- What the exercise asks -
Restate the records in their entirety, word for word.

- Dataset entries on figures -
------------------------------------

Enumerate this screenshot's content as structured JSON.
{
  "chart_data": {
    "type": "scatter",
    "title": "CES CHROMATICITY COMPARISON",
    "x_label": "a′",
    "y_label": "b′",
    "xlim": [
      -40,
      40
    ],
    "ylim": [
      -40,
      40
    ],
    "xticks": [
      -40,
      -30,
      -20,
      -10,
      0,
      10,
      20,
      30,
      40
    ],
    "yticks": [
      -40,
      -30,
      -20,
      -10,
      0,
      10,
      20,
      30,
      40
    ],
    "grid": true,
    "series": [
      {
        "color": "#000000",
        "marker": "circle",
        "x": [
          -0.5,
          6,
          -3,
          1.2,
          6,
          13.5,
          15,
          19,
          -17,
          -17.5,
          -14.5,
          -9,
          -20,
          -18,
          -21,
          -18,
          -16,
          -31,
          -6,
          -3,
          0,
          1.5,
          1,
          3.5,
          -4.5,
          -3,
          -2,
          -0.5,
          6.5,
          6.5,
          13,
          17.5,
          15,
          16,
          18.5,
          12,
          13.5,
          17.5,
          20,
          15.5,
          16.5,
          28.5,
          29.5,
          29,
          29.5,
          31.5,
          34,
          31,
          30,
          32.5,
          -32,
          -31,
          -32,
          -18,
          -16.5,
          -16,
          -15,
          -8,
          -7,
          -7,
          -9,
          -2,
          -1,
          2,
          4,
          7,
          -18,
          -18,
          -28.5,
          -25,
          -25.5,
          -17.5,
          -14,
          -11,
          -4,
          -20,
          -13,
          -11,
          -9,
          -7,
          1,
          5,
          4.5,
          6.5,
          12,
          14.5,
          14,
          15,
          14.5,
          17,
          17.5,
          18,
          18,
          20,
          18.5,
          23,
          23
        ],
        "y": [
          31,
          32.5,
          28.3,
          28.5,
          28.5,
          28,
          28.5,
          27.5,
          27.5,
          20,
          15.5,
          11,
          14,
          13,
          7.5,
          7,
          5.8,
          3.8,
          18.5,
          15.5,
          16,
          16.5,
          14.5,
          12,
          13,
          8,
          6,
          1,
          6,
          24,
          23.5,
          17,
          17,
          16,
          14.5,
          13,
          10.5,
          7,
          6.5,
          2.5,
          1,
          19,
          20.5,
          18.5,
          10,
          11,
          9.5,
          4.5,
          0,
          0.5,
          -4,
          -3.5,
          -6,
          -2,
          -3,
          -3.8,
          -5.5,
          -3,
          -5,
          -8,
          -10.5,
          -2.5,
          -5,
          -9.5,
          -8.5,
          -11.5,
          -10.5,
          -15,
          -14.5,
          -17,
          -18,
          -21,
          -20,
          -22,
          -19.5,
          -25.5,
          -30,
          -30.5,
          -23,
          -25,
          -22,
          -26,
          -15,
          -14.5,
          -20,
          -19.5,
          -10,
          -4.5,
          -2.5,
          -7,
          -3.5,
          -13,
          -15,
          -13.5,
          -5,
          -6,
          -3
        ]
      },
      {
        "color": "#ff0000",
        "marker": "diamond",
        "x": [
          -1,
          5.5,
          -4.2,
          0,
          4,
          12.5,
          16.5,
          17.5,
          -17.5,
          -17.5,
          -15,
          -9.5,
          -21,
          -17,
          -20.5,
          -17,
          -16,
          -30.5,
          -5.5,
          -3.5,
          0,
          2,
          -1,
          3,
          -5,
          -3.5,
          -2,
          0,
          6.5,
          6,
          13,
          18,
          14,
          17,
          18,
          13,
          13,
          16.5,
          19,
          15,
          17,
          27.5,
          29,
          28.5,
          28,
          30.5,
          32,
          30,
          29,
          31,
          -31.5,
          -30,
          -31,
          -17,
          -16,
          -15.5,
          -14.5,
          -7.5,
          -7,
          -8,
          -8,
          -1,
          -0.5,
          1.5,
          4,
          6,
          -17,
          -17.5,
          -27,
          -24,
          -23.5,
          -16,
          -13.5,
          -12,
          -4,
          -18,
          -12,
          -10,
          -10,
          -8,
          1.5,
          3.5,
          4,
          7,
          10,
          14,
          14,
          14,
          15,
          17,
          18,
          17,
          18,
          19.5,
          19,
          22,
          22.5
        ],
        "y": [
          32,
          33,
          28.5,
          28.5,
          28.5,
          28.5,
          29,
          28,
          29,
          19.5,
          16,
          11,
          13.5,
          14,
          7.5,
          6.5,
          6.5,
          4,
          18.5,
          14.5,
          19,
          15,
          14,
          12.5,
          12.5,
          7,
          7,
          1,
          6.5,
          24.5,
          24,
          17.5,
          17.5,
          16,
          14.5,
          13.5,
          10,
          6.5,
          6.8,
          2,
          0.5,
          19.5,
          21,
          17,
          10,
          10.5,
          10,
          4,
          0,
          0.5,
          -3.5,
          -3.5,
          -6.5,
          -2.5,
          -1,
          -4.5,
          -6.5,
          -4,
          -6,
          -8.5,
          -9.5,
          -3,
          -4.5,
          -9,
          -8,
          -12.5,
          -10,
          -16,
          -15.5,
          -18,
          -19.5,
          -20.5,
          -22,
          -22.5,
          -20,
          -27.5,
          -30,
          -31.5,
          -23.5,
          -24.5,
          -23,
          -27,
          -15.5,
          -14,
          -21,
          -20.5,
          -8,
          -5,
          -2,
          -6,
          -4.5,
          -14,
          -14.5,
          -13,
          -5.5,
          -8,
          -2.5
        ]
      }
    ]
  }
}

------------------------------------

- Complete output -
Enumerate this screenshot's content as structured JSON.
{
  "chart_data": {
    "type": "scatter",
    "title": "CES CHROMATICITY COMPARISON",
    "x_label": "a′",
    "y_label": "b′",
    "xlim": [
      -40,
      40
    ],
    "ylim": [
      -40,
      40
    ],
    "xticks": [
      -40,
      -30,
      -20,
      -10,
      0,
      10,
      20,
      30,
      40
    ],
    "yticks": [
      -40,
      -30,
      -20,
      -10,
      0,
      10,
      20,
      30,
      40
    ],
    "grid": true,
    "series": [
      {
        "color": "#000000",
        "marker": "circle",
        "x": [
          -0.5,
          6,
          -3,
          1.2,
          6,
          13.5,
          15,
          19,
          -17,
          -17.5,
          -14.5,
          -9,
          -20,
          -18,
          -21,
          -18,
          -16,
          -31,
          -6,
          -3,
          0,
          1.5,
          1,
          3.5,
          -4.5,
          -3,
          -2,
          -0.5,
          6.5,
          6.5,
          13,
          17.5,
          15,
          16,
          18.5,
          12,
          13.5,
          17.5,
          20,
          15.5,
          16.5,
          28.5,
          29.5,
          29,
          29.5,
          31.5,
          34,
          31,
          30,
          32.5,
          -32,
          -31,
          -32,
          -18,
          -16.5,
          -16,
          -15,
          -8,
          -7,
          -7,
          -9,
          -2,
          -1,
          2,
          4,
          7,
          -18,
          -18,
          -28.5,
          -25,
          -25.5,
          -17.5,
          -14,
          -11,
          -4,
          -20,
          -13,
          -11,
          -9,
          -7,
          1,
          5,
          4.5,
          6.5,
          12,
          14.5,
          14,
          15,
          14.5,
          17,
          17.5,
          18,
          18,
          20,
          18.5,
          23,
          23
        ],
        "y": [
          31,
          32.5,
          28.3,
          28.5,
          28.5,
          28,
          28.5,
          27.5,
          27.5,
          20,
          15.5,
          11,
          14,
          13,
          7.5,
          7,
          5.8,
          3.8,
          18.5,
          15.5,
          16,
          16.5,
          14.5,
          12,
          13,
          8,
          6,
          1,
          6,
          24,
          23.5,
          17,
          17,
          16,
          14.5,
          13,
          10.5,
          7,
          6.5,
          2.5,
          1,
          19,
          20.5,
          18.5,
          10,
          11,
          9.5,
          4.5,
          0,
          0.5,
          -4,
          -3.5,
          -6,
          -2,
          -3,
          -3.8,
          -5.5,
          -3,
          -5,
          -8,
          -10.5,
          -2.5,
          -5,
          -9.5,
          -8.5,
          -11.5,
          -10.5,
          -15,
          -14.5,
          -17,
          -18,
          -21,
          -20,
          -22,
          -19.5,
          -25.5,
          -30,
          -30.5,
          -23,
          -25,
          -22,
          -26,
          -15,
          -14.5,
          -20,
          -19.5,
          -10,
          -4.5,
          -2.5,
          -7,
          -3.5,
          -13,
          -15,
          -13.5,
          -5,
          -6,
          -3
        ]
      },
      {
        "color": "#ff0000",
        "marker": "diamond",
        "x": [
          -1,
          5.5,
          -4.2,
          0,
          4,
          12.5,
          16.5,
          17.5,
          -17.5,
          -17.5,
          -15,
          -9.5,
          -21,
          -17,
          -20.5,
          -17,
          -16,
          -30.5,
          -5.5,
          -3.5,
          0,
          2,
          -1,
          3,
          -5,
          -3.5,
          -2,
          0,
          6.5,
          6,
          13,
          18,
          14,
          17,
          18,
          13,
          13,
          16.5,
          19,
          15,
          17,
          27.5,
          29,
          28.5,
          28,
          30.5,
          32,
          30,
          29,
          31,
          -31.5,
          -30,
          -31,
          -17,
          -16,
          -15.5,
          -14.5,
          -7.5,
          -7,
          -8,
          -8,
          -1,
          -0.5,
          1.5,
          4,
          6,
          -17,
          -17.5,
          -27,
          -24,
          -23.5,
          -16,
          -13.5,
          -12,
          -4,
          -18,
          -12,
          -10,
          -10,
          -8,
          1.5,
          3.5,
          4,
          7,
          10,
          14,
          14,
          14,
          15,
          17,
          18,
          17,
          18,
          19.5,
          19,
          22,
          22.5
        ],
        "y": [
          32,
          33,
          28.5,
          28.5,
          28.5,
          28.5,
          29,
          28,
          29,
          19.5,
          16,
          11,
          13.5,
          14,
          7.5,
          6.5,
          6.5,
          4,
          18.5,
          14.5,
          19,
          15,
          14,
          12.5,
          12.5,
          7,
          7,
          1,
          6.5,
          24.5,
          24,
          17.5,
          17.5,
          16,
          14.5,
          13.5,
          10,
          6.5,
          6.8,
          2,
          0.5,
          19.5,
          21,
          17,
          10,
          10.5,
          10,
          4,
          0,
          0.5,
          -3.5,
          -3.5,
          -6.5,
          -2.5,
          -1,
          -4.5,
          -6.5,
          -4,
          -6,
          -8.5,
          -9.5,
          -3,
          -4.5,
          -9,
          -8,
          -12.5,
          -10,
          -16,
          -15.5,
          -18,
          -19.5,
          -20.5,
          -22,
          -22.5,
          -20,
          -27.5,
          -30,
          -31.5,
          -23.5,
          -24.5,
          -23,
          -27,
          -15.5,
          -14,
          -21,
          -20.5,
          -8,
          -5,
          -2,
          -6,
          -4.5,
          -14,
          -14.5,
          -13,
          -5.5,
          -8,
          -2.5
        ]
      }
    ]
  }
}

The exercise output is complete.